● **DO THIS**:
Copy the lines starting at the one containing "point-specificity: [336, 220, 348, 232]" and ending at the one containing "point-specificity: [185, 173, 197, 184]", reproducing them verbatim.

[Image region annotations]
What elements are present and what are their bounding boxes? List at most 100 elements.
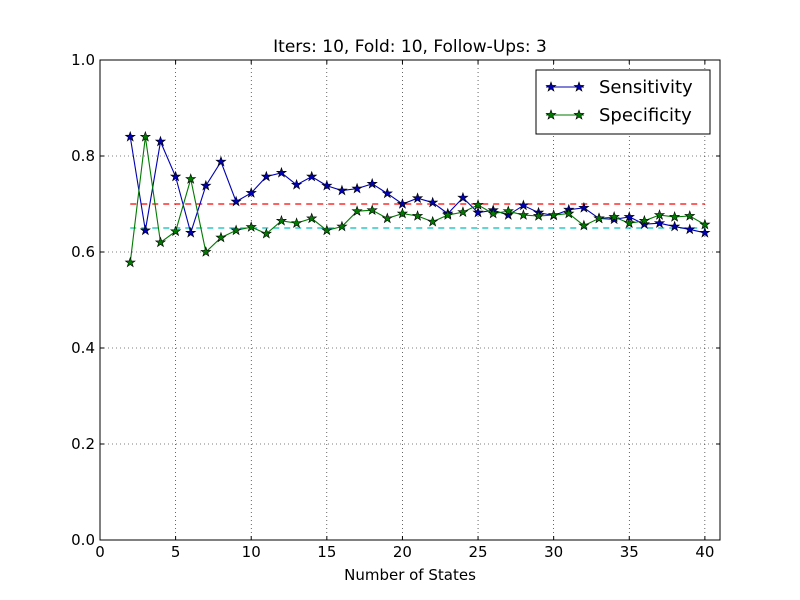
point-specificity: [336, 220, 348, 232]
point-specificity: [200, 246, 212, 257]
point-specificity: [306, 212, 318, 224]
x-tick-label: 15: [317, 543, 336, 561]
point-specificity: [245, 221, 257, 232]
point-specificity: [457, 206, 469, 217]
point-specificity: [487, 207, 499, 219]
point-specificity: [532, 210, 545, 221]
point-specificity: [366, 204, 378, 216]
point-sensitivity: [139, 224, 151, 236]
point-specificity: [653, 209, 666, 220]
legend-marker-specificity: [545, 109, 557, 120]
x-tick-label: 10: [242, 543, 261, 561]
legend-label-specificity: Specificity: [599, 105, 692, 126]
y-tick-label: 0.2: [71, 435, 95, 453]
point-specificity: [638, 214, 651, 226]
point-sensitivity: [669, 220, 681, 232]
point-sensitivity: [427, 196, 439, 208]
point-sensitivity: [290, 178, 303, 190]
point-sensitivity: [472, 206, 484, 218]
point-specificity: [260, 227, 272, 239]
point-specificity: [185, 173, 197, 184]
x-tick-label: 25: [469, 543, 488, 561]
point-sensitivity: [381, 187, 393, 199]
legend-box: [535, 69, 711, 135]
point-specificity: [290, 217, 303, 228]
x-tick-label: 0: [95, 543, 105, 561]
point-sensitivity: [457, 191, 469, 203]
x-tick-label: 5: [171, 543, 181, 561]
plot-frame: [99, 59, 721, 541]
point-specificity: [593, 212, 605, 224]
point-specificity: [623, 217, 635, 228]
point-sensitivity: [699, 226, 711, 238]
point-specificity: [502, 205, 514, 216]
series-layer: [124, 130, 711, 268]
point-sensitivity: [638, 218, 651, 229]
point-specificity: [321, 224, 333, 236]
point-specificity: [381, 212, 393, 224]
point-specificity: [427, 215, 439, 227]
chart-title: Iters: 10, Fold: 10, Follow-Ups: 3: [273, 37, 547, 57]
point-specificity: [517, 209, 530, 220]
point-specificity: [684, 210, 696, 221]
point-sensitivity: [396, 198, 409, 209]
point-sensitivity: [411, 192, 424, 204]
point-sensitivity: [336, 184, 348, 196]
point-sensitivity: [684, 223, 696, 235]
point-specificity: [699, 218, 711, 230]
point-sensitivity: [351, 182, 363, 194]
point-sensitivity: [275, 166, 288, 178]
point-specificity: [578, 219, 590, 231]
point-sensitivity: [366, 177, 378, 189]
point-specificity: [548, 209, 560, 220]
legend-marker-sensitivity: [573, 81, 585, 92]
y-tick-label: 1.0: [71, 51, 95, 69]
x-tick-label: 30: [544, 543, 563, 561]
point-specificity: [669, 211, 681, 222]
point-specificity: [442, 209, 454, 220]
point-specificity: [563, 207, 575, 219]
legend-marker-specificity: [573, 109, 585, 120]
point-sensitivity: [169, 170, 182, 182]
point-sensitivity: [154, 135, 167, 147]
x-axis-label: Number of States: [344, 566, 476, 584]
y-tick-label: 0.8: [71, 147, 95, 165]
axis-ticks: [99, 59, 720, 541]
x-tick-label: 40: [695, 543, 714, 561]
y-tick-label: 0.0: [71, 531, 95, 549]
point-sensitivity: [578, 201, 590, 213]
y-tick-label: 0.6: [71, 243, 95, 261]
point-specificity: [608, 211, 620, 222]
point-sensitivity: [185, 226, 197, 238]
legend-label-sensitivity: Sensitivity: [599, 77, 693, 98]
point-sensitivity: [321, 179, 333, 191]
point-sensitivity: [124, 130, 136, 142]
point-specificity: [472, 199, 484, 210]
legend: Sensitivity Specificity: [535, 69, 711, 135]
series-sensitivity: [124, 130, 711, 238]
point-sensitivity: [653, 217, 666, 228]
point-specificity: [230, 224, 242, 236]
point-specificity: [124, 256, 136, 268]
y-tick-label: 0.4: [71, 339, 95, 357]
point-sensitivity: [200, 179, 212, 191]
point-specificity: [139, 130, 151, 142]
point-specificity: [396, 207, 409, 219]
point-sensitivity: [260, 170, 272, 182]
point-sensitivity: [502, 209, 514, 220]
x-tick-label: 35: [620, 543, 639, 561]
point-specificity: [169, 225, 182, 237]
point-specificity: [154, 236, 167, 248]
point-sensitivity: [306, 170, 318, 182]
point-sensitivity: [215, 155, 227, 167]
point-sensitivity: [230, 195, 242, 207]
point-specificity: [351, 205, 363, 216]
tick-labels: 0 5 10 15 20 25 30 35 40 0.0 0.2 0.4 0.6 0.8 1.0: [71, 51, 714, 561]
point-specificity: [411, 210, 424, 221]
reference-lines: [130, 203, 705, 229]
point-sensitivity: [245, 187, 257, 198]
point-sensitivity: [517, 199, 530, 211]
legend-marker-sensitivity: [545, 81, 557, 92]
point-specificity: [275, 214, 288, 226]
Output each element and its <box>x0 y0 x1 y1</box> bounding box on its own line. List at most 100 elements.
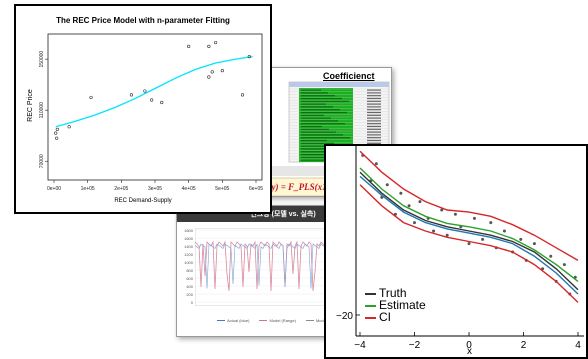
coef-row-value <box>367 120 381 122</box>
elec-y-tick-label: 1000 <box>184 260 193 265</box>
rec-x-tick-label: 0e+00 <box>47 186 61 192</box>
rec-data-point <box>210 70 214 74</box>
coef-row-text <box>301 128 329 130</box>
elec-y-tick-label: 800 <box>186 268 193 273</box>
rec-price-chart-card: The REC Price Model with n-parameter Fit… <box>14 4 272 214</box>
rec-data-point <box>214 40 218 45</box>
truth-series-ci <box>359 150 579 262</box>
elec-legend-item: Model (Range) <box>259 318 296 323</box>
rec-plot-frame <box>47 33 263 181</box>
coef-row-text <box>301 92 328 94</box>
coef-row-value <box>367 131 381 133</box>
truth-series-truth <box>359 171 579 291</box>
rec-data-point <box>240 93 245 97</box>
rec-fit-curve <box>55 55 253 128</box>
coef-row-value <box>367 128 381 130</box>
coefficient-title: Coefficienct <box>323 71 375 81</box>
elec-y-tick-label: 1800 <box>184 228 193 233</box>
coef-row-value <box>367 111 381 114</box>
coef-row-value <box>367 123 381 125</box>
truth-data-point <box>489 221 493 225</box>
coef-row-value <box>367 109 381 111</box>
coef-row-text <box>301 151 325 153</box>
elec-y-tick-label: 200 <box>186 292 193 297</box>
truth-data-point <box>440 208 444 212</box>
coef-row-text <box>301 106 333 108</box>
coef-row-text <box>301 114 324 116</box>
truth-x-tick-label: −2 <box>409 340 421 351</box>
truth-y-tick-label: −20 <box>336 311 353 322</box>
rec-data-point <box>55 127 59 131</box>
truth-data-point <box>467 242 471 246</box>
elec-y-tick-label: 1200 <box>184 252 193 257</box>
truth-plot-area <box>359 150 579 303</box>
truth-data-point <box>385 183 389 187</box>
rec-data-point <box>89 95 93 100</box>
coef-row-value <box>367 92 381 94</box>
truth-legend-item: CI <box>365 311 426 323</box>
coef-row-text <box>301 131 336 133</box>
coef-row-value <box>367 106 381 108</box>
rec-data-point <box>247 54 251 59</box>
rec-x-tick-label: 6e+05 <box>249 186 263 192</box>
truth-estimate-chart-card: −4 −2 0 2 4 −20 x Truth Estimate CI <box>324 144 588 359</box>
coef-row-text <box>301 120 338 122</box>
coef-row-value <box>367 97 381 100</box>
coef-row-value <box>367 95 381 97</box>
rec-y-tick-label: 150000 <box>39 51 45 68</box>
elec-chart-title: 인크량 (모델 vs. 실측) <box>250 211 316 218</box>
rec-data-point <box>129 93 134 97</box>
truth-legend: Truth Estimate CI <box>362 286 429 324</box>
truth-estimate-plot: −4 −2 0 2 4−20 <box>336 146 584 351</box>
truth-data-point <box>445 233 449 237</box>
coef-row-text <box>301 103 326 105</box>
coef-row-text <box>301 153 332 156</box>
coef-row-text <box>301 111 347 114</box>
coef-row-value <box>367 139 381 142</box>
elec-y-axis: 1800 1600 1400 1200 1000 800 600 400 200 0 <box>179 228 193 305</box>
coef-row-value <box>367 137 381 139</box>
truth-series-ci <box>359 184 579 303</box>
truth-series-extra <box>359 175 579 295</box>
truth-data-point <box>532 242 536 246</box>
coef-row-value <box>367 89 381 91</box>
rec-data-point <box>67 125 71 129</box>
coef-row-text <box>301 89 321 91</box>
rec-data-point <box>207 75 211 79</box>
coef-row-text <box>301 134 343 136</box>
elec-legend-item: Actual (blue) <box>217 318 249 323</box>
coef-row-text <box>301 123 345 125</box>
coef-row-value <box>367 103 381 105</box>
coef-row-text <box>301 139 327 142</box>
truth-data-point <box>418 200 422 204</box>
coef-row-value <box>367 125 381 128</box>
rec-data-point <box>54 131 58 135</box>
rec-x-tick-label: 2e+05 <box>114 186 128 192</box>
rec-data-point <box>55 136 59 140</box>
coef-row-value <box>367 114 381 116</box>
truth-x-tick-label: 0 <box>466 340 472 351</box>
truth-x-tick-label: 4 <box>575 340 581 351</box>
rec-data-point <box>150 98 154 102</box>
truth-data-point <box>453 212 457 216</box>
rec-x-axis-label: REC Demand-Supply <box>114 198 172 204</box>
truth-data-point <box>413 221 416 225</box>
truth-x-tick-label: 2 <box>521 340 527 351</box>
coef-row-text <box>301 117 331 119</box>
rec-data-point <box>160 100 164 105</box>
coef-row-text <box>301 137 350 139</box>
rec-x-tick-label: 3e+05 <box>148 186 162 192</box>
coef-row-text <box>301 142 334 144</box>
coef-row-value <box>367 100 381 102</box>
coef-row-text <box>301 109 340 111</box>
rec-data-point <box>143 89 147 93</box>
rec-chart-title: The REC Price Model with n-parameter Fit… <box>56 16 230 25</box>
truth-legend-item: Truth <box>365 287 426 299</box>
rec-y-tick-label: 110000 <box>39 102 45 119</box>
coef-row-text <box>301 156 339 158</box>
coef-row-text <box>301 159 346 161</box>
truth-data-point <box>502 229 506 233</box>
coef-row-text <box>301 100 349 102</box>
truth-data-point <box>519 237 523 241</box>
truth-data-point <box>562 263 566 267</box>
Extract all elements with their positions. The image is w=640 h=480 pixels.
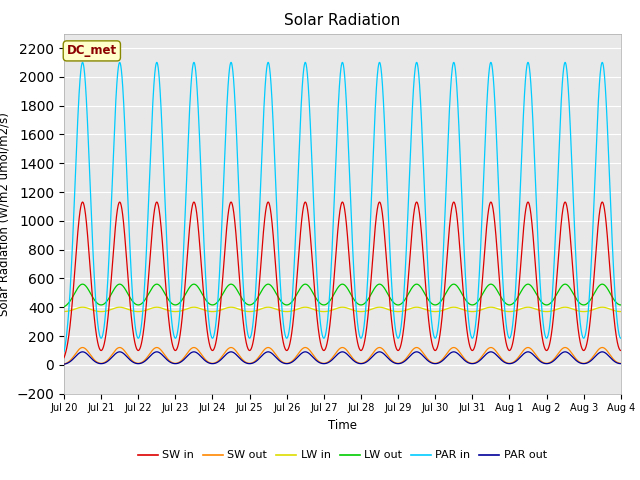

● **RESULT OF THE TASK**:
point-specificity: [336, 220, 348, 232]
point-specificity: [200, 246, 212, 257]
point-specificity: [306, 212, 318, 224]
x-tick-label: 15: [317, 543, 336, 561]
point-specificity: [245, 221, 257, 232]
point-specificity: [457, 206, 469, 217]
point-specificity: [487, 207, 499, 219]
point-specificity: [532, 210, 545, 221]
point-specificity: [366, 204, 378, 216]
point-sensitivity: [139, 224, 151, 236]
point-specificity: [653, 209, 666, 220]
legend-marker-specificity: [545, 109, 557, 120]
x-tick-label: 10: [242, 543, 261, 561]
legend-label-specificity: Specificity: [599, 105, 692, 126]
y-tick-label: 0.2: [71, 435, 95, 453]
point-specificity: [638, 214, 651, 226]
point-sensitivity: [669, 220, 681, 232]
point-sensitivity: [427, 196, 439, 208]
point-sensitivity: [290, 178, 303, 190]
point-sensitivity: [472, 206, 484, 218]
point-specificity: [260, 227, 272, 239]
point-specificity: [185, 173, 197, 184]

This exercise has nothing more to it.